STATED PROBLEM — Your task is to quote the material that follows, in full and exactly.

DATA FOR THIS EXERCISE —
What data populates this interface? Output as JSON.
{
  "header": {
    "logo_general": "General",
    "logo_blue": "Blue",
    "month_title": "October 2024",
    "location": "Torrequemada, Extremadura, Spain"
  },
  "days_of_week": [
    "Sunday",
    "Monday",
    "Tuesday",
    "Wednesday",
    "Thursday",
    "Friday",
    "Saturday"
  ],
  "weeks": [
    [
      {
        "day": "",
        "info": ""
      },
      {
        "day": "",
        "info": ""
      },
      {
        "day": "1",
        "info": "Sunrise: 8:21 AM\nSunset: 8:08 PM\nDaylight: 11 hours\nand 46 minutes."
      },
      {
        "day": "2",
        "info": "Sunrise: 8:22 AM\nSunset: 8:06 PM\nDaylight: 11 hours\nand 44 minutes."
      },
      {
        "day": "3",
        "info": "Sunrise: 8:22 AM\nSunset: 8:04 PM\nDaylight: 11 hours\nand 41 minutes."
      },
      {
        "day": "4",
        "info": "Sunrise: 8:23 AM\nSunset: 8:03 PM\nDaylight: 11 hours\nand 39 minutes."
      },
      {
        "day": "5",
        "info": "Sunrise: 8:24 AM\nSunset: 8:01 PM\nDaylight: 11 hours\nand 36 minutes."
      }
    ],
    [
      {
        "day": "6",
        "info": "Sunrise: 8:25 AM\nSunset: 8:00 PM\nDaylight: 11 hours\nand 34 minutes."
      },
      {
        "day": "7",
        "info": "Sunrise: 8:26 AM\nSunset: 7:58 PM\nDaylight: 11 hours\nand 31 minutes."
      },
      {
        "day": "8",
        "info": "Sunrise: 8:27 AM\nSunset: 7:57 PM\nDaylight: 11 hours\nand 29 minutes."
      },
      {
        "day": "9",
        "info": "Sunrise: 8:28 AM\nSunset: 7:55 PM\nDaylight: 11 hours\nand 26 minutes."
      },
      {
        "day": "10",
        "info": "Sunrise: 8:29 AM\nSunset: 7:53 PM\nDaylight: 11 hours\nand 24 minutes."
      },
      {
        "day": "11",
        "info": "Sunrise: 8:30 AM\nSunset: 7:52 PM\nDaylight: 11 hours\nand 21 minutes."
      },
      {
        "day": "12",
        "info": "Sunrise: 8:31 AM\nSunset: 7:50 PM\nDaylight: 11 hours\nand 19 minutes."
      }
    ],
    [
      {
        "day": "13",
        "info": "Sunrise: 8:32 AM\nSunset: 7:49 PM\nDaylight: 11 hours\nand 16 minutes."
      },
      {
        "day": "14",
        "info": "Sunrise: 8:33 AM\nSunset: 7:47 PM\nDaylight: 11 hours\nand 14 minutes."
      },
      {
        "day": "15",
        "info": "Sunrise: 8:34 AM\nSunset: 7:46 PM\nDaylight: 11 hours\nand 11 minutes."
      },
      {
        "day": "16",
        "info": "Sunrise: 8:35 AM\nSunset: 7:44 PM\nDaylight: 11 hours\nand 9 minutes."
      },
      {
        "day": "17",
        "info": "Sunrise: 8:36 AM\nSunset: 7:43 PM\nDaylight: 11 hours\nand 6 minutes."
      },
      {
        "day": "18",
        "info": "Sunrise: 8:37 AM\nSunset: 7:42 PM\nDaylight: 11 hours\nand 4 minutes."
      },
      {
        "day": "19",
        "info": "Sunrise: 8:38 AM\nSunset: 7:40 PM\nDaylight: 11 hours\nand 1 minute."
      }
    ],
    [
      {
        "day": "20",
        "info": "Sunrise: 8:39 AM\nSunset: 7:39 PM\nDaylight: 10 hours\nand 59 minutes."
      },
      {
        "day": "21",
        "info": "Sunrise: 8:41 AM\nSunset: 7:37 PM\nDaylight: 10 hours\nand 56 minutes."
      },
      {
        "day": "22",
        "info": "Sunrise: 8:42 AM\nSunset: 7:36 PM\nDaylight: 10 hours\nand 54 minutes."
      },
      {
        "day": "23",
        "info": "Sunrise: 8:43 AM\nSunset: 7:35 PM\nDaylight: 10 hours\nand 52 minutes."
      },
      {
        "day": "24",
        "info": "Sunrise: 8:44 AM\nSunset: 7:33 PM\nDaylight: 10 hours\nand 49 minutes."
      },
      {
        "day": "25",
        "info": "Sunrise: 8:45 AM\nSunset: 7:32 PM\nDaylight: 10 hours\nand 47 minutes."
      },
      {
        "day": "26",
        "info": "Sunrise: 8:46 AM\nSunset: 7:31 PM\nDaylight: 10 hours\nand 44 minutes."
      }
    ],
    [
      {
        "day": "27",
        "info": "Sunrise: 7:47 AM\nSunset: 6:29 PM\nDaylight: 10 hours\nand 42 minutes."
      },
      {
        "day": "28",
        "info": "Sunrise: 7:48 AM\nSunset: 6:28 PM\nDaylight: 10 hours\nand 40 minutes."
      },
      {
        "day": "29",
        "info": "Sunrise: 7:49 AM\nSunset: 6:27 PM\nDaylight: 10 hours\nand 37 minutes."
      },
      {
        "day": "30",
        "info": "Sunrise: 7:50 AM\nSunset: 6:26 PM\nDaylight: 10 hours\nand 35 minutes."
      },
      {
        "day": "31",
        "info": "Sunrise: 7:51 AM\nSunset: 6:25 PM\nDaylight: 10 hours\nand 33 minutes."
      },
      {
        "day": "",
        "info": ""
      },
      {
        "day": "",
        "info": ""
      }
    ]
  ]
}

FULL OUTPUT —
What data populates this interface? Output as JSON.
{
  "header": {
    "logo_general": "General",
    "logo_blue": "Blue",
    "month_title": "October 2024",
    "location": "Torrequemada, Extremadura, Spain"
  },
  "days_of_week": [
    "Sunday",
    "Monday",
    "Tuesday",
    "Wednesday",
    "Thursday",
    "Friday",
    "Saturday"
  ],
  "weeks": [
    [
      {
        "day": "",
        "info": ""
      },
      {
        "day": "",
        "info": ""
      },
      {
        "day": "1",
        "info": "Sunrise: 8:21 AM\nSunset: 8:08 PM\nDaylight: 11 hours\nand 46 minutes."
      },
      {
        "day": "2",
        "info": "Sunrise: 8:22 AM\nSunset: 8:06 PM\nDaylight: 11 hours\nand 44 minutes."
      },
      {
        "day": "3",
        "info": "Sunrise: 8:22 AM\nSunset: 8:04 PM\nDaylight: 11 hours\nand 41 minutes."
      },
      {
        "day": "4",
        "info": "Sunrise: 8:23 AM\nSunset: 8:03 PM\nDaylight: 11 hours\nand 39 minutes."
      },
      {
        "day": "5",
        "info": "Sunrise: 8:24 AM\nSunset: 8:01 PM\nDaylight: 11 hours\nand 36 minutes."
      }
    ],
    [
      {
        "day": "6",
        "info": "Sunrise: 8:25 AM\nSunset: 8:00 PM\nDaylight: 11 hours\nand 34 minutes."
      },
      {
        "day": "7",
        "info": "Sunrise: 8:26 AM\nSunset: 7:58 PM\nDaylight: 11 hours\nand 31 minutes."
      },
      {
        "day": "8",
        "info": "Sunrise: 8:27 AM\nSunset: 7:57 PM\nDaylight: 11 hours\nand 29 minutes."
      },
      {
        "day": "9",
        "info": "Sunrise: 8:28 AM\nSunset: 7:55 PM\nDaylight: 11 hours\nand 26 minutes."
      },
      {
        "day": "10",
        "info": "Sunrise: 8:29 AM\nSunset: 7:53 PM\nDaylight: 11 hours\nand 24 minutes."
      },
      {
        "day": "11",
        "info": "Sunrise: 8:30 AM\nSunset: 7:52 PM\nDaylight: 11 hours\nand 21 minutes."
      },
      {
        "day": "12",
        "info": "Sunrise: 8:31 AM\nSunset: 7:50 PM\nDaylight: 11 hours\nand 19 minutes."
      }
    ],
    [
      {
        "day": "13",
        "info": "Sunrise: 8:32 AM\nSunset: 7:49 PM\nDaylight: 11 hours\nand 16 minutes."
      },
      {
        "day": "14",
        "info": "Sunrise: 8:33 AM\nSunset: 7:47 PM\nDaylight: 11 hours\nand 14 minutes."
      },
      {
        "day": "15",
        "info": "Sunrise: 8:34 AM\nSunset: 7:46 PM\nDaylight: 11 hours\nand 11 minutes."
      },
      {
        "day": "16",
        "info": "Sunrise: 8:35 AM\nSunset: 7:44 PM\nDaylight: 11 hours\nand 9 minutes."
      },
      {
        "day": "17",
        "info": "Sunrise: 8:36 AM\nSunset: 7:43 PM\nDaylight: 11 hours\nand 6 minutes."
      },
      {
        "day": "18",
        "info": "Sunrise: 8:37 AM\nSunset: 7:42 PM\nDaylight: 11 hours\nand 4 minutes."
      },
      {
        "day": "19",
        "info": "Sunrise: 8:38 AM\nSunset: 7:40 PM\nDaylight: 11 hours\nand 1 minute."
      }
    ],
    [
      {
        "day": "20",
        "info": "Sunrise: 8:39 AM\nSunset: 7:39 PM\nDaylight: 10 hours\nand 59 minutes."
      },
      {
        "day": "21",
        "info": "Sunrise: 8:41 AM\nSunset: 7:37 PM\nDaylight: 10 hours\nand 56 minutes."
      },
      {
        "day": "22",
        "info": "Sunrise: 8:42 AM\nSunset: 7:36 PM\nDaylight: 10 hours\nand 54 minutes."
      },
      {
        "day": "23",
        "info": "Sunrise: 8:43 AM\nSunset: 7:35 PM\nDaylight: 10 hours\nand 52 minutes."
      },
      {
        "day": "24",
        "info": "Sunrise: 8:44 AM\nSunset: 7:33 PM\nDaylight: 10 hours\nand 49 minutes."
      },
      {
        "day": "25",
        "info": "Sunrise: 8:45 AM\nSunset: 7:32 PM\nDaylight: 10 hours\nand 47 minutes."
      },
      {
        "day": "26",
        "info": "Sunrise: 8:46 AM\nSunset: 7:31 PM\nDaylight: 10 hours\nand 44 minutes."
      }
    ],
    [
      {
        "day": "27",
        "info": "Sunrise: 7:47 AM\nSunset: 6:29 PM\nDaylight: 10 hours\nand 42 minutes."
      },
      {
        "day": "28",
        "info": "Sunrise: 7:48 AM\nSunset: 6:28 PM\nDaylight: 10 hours\nand 40 minutes."
      },
      {
        "day": "29",
        "info": "Sunrise: 7:49 AM\nSunset: 6:27 PM\nDaylight: 10 hours\nand 37 minutes."
      },
      {
        "day": "30",
        "info": "Sunrise: 7:50 AM\nSunset: 6:26 PM\nDaylight: 10 hours\nand 35 minutes."
      },
      {
        "day": "31",
        "info": "Sunrise: 7:51 AM\nSunset: 6:25 PM\nDaylight: 10 hours\nand 33 minutes."
      },
      {
        "day": "",
        "info": ""
      },
      {
        "day": "",
        "info": ""
      }
    ]
  ]
}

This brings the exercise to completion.